— begin SUPPLIED DATA —

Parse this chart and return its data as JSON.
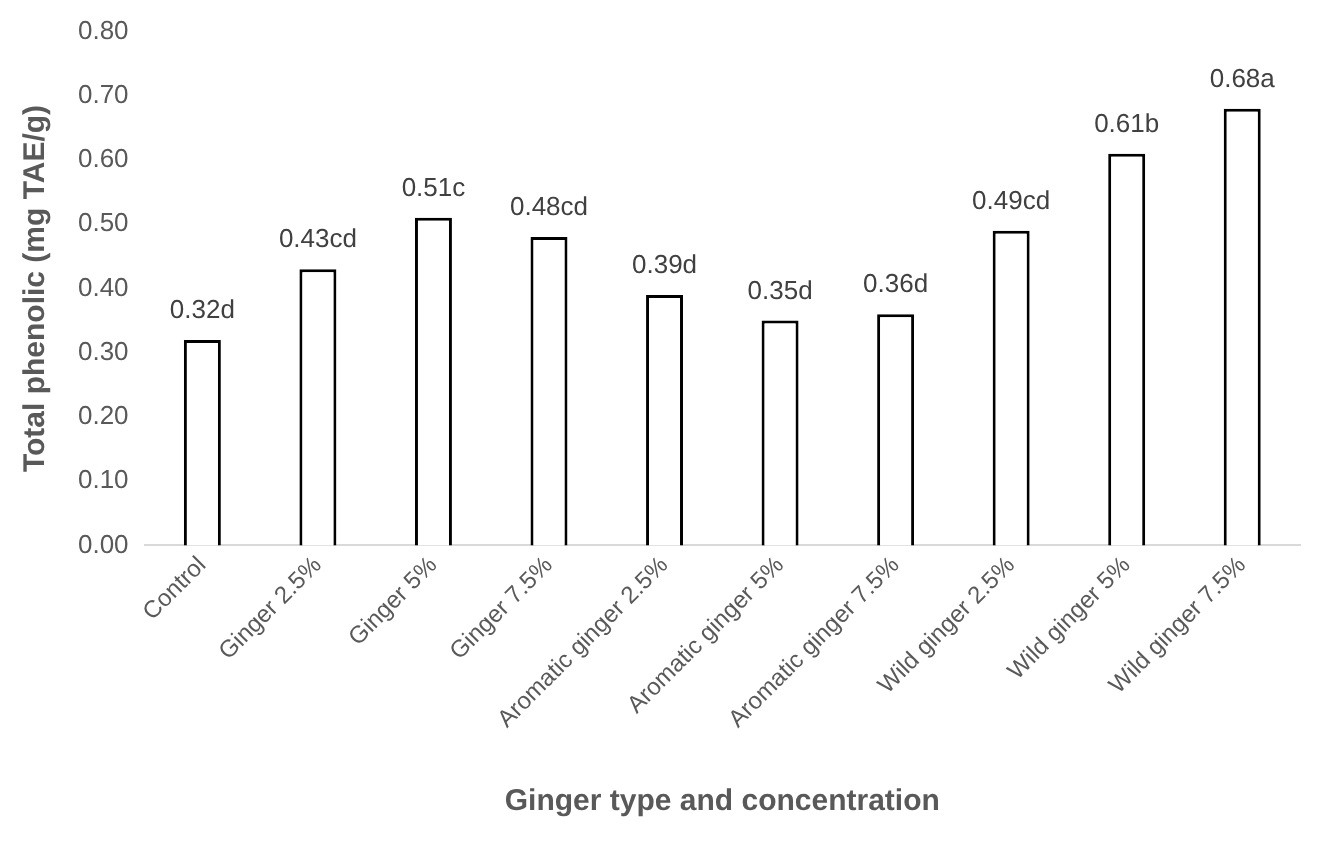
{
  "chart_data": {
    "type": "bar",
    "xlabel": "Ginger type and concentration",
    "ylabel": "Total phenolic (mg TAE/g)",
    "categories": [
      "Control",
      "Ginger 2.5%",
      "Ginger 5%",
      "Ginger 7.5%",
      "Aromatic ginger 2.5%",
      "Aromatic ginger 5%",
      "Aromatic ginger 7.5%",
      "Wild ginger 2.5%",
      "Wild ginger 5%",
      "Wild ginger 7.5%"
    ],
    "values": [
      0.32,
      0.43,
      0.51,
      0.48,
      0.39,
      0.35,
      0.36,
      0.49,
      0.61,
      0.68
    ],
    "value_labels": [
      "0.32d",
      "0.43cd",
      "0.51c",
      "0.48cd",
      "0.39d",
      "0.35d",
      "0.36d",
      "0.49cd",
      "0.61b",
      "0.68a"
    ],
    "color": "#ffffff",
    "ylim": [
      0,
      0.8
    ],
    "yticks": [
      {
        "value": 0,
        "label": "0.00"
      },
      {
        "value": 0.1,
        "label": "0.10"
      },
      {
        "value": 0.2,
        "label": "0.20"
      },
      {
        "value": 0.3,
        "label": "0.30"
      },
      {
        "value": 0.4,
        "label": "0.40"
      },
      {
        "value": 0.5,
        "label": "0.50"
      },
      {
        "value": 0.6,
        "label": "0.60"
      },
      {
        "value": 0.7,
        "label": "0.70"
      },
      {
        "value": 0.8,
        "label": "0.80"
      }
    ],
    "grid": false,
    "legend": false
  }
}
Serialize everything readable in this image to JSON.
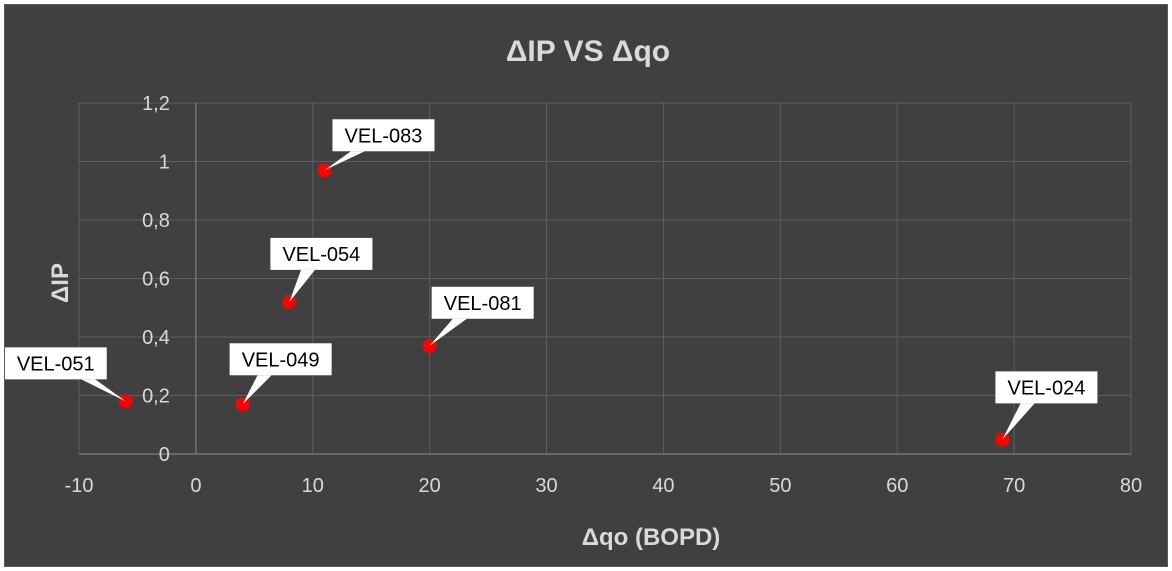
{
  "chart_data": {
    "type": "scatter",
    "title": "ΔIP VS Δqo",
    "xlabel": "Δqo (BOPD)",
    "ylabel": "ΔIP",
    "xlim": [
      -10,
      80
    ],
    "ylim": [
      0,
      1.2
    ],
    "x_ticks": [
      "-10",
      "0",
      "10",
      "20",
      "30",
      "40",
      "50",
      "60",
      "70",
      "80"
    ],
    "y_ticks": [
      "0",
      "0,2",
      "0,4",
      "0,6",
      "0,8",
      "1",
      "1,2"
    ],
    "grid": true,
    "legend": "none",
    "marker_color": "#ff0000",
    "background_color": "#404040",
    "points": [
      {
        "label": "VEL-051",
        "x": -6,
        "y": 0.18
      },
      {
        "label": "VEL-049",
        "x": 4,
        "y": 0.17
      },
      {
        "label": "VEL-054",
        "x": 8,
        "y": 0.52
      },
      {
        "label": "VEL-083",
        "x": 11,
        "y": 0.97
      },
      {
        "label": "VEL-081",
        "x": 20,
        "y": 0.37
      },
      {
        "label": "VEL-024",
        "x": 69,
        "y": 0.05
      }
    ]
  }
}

— end SUPPLIED DATA —
— begin SUPPLIED DATA —

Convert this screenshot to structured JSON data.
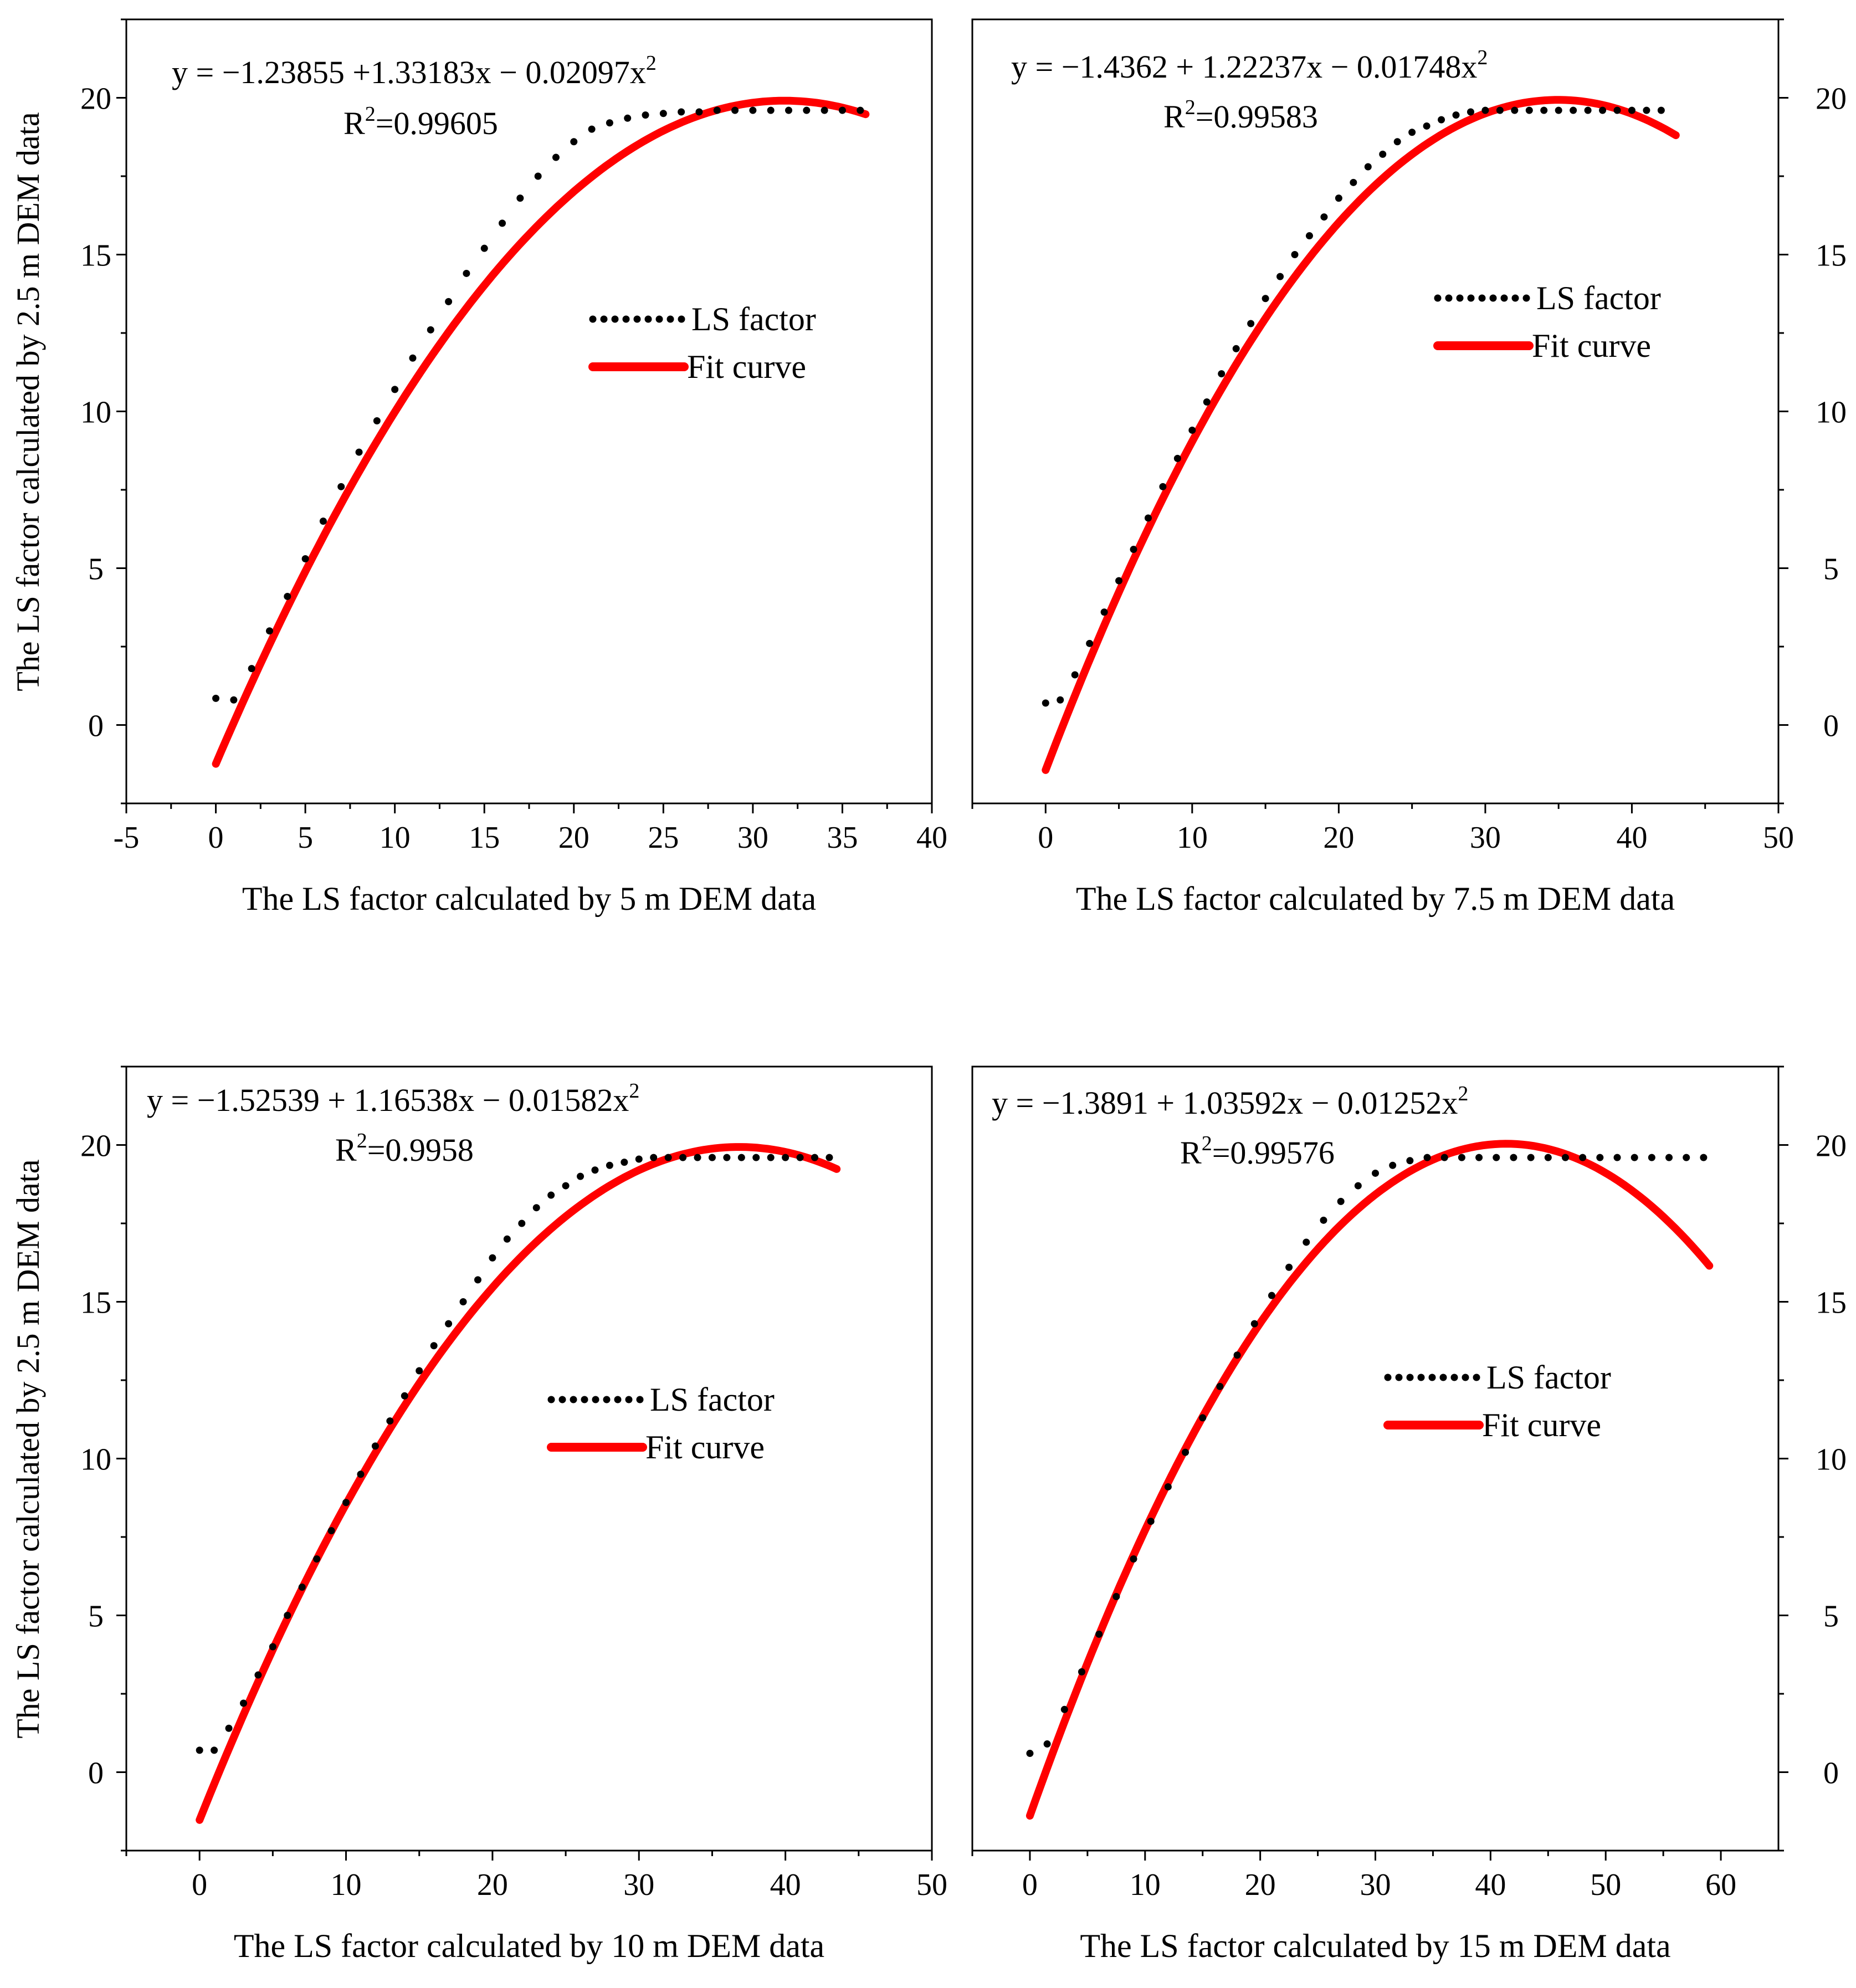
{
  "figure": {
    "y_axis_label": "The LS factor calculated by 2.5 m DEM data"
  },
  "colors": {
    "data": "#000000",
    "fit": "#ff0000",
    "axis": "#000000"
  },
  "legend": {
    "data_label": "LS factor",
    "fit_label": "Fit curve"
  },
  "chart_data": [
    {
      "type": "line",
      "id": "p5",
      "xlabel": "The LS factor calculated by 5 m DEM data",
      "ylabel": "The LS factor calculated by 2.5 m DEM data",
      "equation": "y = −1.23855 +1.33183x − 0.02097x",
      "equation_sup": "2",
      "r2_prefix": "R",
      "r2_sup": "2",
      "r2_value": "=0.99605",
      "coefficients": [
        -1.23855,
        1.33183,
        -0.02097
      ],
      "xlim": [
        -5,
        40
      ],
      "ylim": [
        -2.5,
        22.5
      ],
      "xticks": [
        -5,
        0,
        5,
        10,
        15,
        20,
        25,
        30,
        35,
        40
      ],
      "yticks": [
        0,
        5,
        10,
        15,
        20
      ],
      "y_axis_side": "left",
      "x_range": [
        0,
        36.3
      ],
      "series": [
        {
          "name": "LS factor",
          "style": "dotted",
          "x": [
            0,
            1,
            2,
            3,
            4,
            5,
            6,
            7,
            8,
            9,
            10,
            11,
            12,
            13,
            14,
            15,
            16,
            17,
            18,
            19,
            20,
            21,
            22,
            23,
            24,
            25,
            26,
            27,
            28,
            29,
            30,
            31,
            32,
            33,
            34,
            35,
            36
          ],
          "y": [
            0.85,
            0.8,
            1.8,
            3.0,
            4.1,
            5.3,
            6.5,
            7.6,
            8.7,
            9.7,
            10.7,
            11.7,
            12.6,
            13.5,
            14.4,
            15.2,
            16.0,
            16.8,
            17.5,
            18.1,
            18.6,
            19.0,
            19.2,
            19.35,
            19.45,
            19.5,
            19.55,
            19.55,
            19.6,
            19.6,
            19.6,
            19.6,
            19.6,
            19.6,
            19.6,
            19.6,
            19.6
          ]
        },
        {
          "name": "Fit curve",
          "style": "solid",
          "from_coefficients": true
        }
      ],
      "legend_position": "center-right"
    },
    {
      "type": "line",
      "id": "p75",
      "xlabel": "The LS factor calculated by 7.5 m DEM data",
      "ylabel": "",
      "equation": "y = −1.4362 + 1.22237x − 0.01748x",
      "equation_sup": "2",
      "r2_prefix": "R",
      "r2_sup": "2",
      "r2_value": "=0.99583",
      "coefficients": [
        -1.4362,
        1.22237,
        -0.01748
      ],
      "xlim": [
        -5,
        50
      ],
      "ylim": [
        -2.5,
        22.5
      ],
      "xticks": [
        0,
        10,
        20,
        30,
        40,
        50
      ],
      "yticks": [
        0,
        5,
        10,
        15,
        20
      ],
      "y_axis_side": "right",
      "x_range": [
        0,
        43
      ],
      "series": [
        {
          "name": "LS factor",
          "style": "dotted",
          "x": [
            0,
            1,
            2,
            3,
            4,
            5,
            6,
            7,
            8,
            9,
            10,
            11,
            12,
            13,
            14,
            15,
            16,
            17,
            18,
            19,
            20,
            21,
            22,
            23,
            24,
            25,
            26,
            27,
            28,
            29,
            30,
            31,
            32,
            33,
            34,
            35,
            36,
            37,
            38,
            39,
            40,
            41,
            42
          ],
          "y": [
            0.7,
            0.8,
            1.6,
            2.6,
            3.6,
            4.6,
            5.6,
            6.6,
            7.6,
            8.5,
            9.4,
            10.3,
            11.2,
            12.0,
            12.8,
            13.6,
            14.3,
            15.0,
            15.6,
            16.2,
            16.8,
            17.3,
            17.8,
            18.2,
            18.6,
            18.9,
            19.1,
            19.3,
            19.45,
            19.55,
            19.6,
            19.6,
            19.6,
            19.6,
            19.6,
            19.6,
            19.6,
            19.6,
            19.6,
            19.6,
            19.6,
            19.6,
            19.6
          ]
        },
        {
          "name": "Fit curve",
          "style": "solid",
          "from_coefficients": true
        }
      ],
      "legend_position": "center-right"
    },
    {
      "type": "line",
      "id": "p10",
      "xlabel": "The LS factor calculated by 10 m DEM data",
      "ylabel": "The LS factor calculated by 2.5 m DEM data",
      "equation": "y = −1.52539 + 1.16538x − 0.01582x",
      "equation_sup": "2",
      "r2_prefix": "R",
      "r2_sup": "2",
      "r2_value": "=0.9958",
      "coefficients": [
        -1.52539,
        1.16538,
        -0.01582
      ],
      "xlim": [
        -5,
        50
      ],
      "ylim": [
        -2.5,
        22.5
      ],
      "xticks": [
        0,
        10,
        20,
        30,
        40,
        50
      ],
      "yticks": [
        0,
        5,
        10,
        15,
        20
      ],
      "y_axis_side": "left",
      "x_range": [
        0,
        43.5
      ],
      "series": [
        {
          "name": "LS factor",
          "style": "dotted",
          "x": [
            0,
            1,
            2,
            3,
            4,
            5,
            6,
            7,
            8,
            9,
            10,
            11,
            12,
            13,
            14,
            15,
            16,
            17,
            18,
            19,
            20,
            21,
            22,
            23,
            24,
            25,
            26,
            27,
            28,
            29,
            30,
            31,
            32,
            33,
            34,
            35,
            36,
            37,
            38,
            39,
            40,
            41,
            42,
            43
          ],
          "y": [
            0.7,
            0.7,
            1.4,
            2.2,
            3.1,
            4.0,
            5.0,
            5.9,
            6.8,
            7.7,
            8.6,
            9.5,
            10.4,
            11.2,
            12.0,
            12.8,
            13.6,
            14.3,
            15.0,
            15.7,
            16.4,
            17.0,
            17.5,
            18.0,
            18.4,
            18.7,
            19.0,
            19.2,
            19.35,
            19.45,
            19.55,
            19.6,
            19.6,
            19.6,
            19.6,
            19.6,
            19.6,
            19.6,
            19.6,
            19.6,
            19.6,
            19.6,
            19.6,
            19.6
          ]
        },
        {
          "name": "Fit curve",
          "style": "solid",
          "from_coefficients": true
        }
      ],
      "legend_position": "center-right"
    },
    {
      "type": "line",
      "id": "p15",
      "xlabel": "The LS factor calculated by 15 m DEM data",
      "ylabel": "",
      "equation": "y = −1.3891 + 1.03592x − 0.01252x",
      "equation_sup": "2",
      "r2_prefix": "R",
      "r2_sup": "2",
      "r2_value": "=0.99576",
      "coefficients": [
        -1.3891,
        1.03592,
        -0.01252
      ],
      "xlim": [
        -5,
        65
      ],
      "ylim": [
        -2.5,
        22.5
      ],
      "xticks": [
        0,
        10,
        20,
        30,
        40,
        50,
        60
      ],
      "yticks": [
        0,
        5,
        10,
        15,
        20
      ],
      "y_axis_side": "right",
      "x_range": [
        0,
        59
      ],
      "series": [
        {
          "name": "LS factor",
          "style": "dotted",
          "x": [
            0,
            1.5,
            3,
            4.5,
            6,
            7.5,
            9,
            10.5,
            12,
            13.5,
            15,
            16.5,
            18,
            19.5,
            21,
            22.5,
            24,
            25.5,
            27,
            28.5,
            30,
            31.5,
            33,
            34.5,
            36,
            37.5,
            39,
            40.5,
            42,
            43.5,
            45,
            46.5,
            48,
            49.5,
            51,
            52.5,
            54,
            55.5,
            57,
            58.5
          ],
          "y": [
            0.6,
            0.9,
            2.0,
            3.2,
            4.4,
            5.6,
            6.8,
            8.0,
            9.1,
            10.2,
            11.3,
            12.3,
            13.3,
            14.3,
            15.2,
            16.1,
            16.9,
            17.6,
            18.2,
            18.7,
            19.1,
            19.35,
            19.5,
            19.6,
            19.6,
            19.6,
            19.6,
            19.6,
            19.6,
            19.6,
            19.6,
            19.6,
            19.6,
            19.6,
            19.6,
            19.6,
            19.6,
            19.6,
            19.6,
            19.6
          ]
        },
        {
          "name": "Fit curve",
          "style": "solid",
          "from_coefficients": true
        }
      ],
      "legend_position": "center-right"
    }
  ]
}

— end SUPPLIED DATA —

Report the number of lines holding the string "JSON", without any other words.

3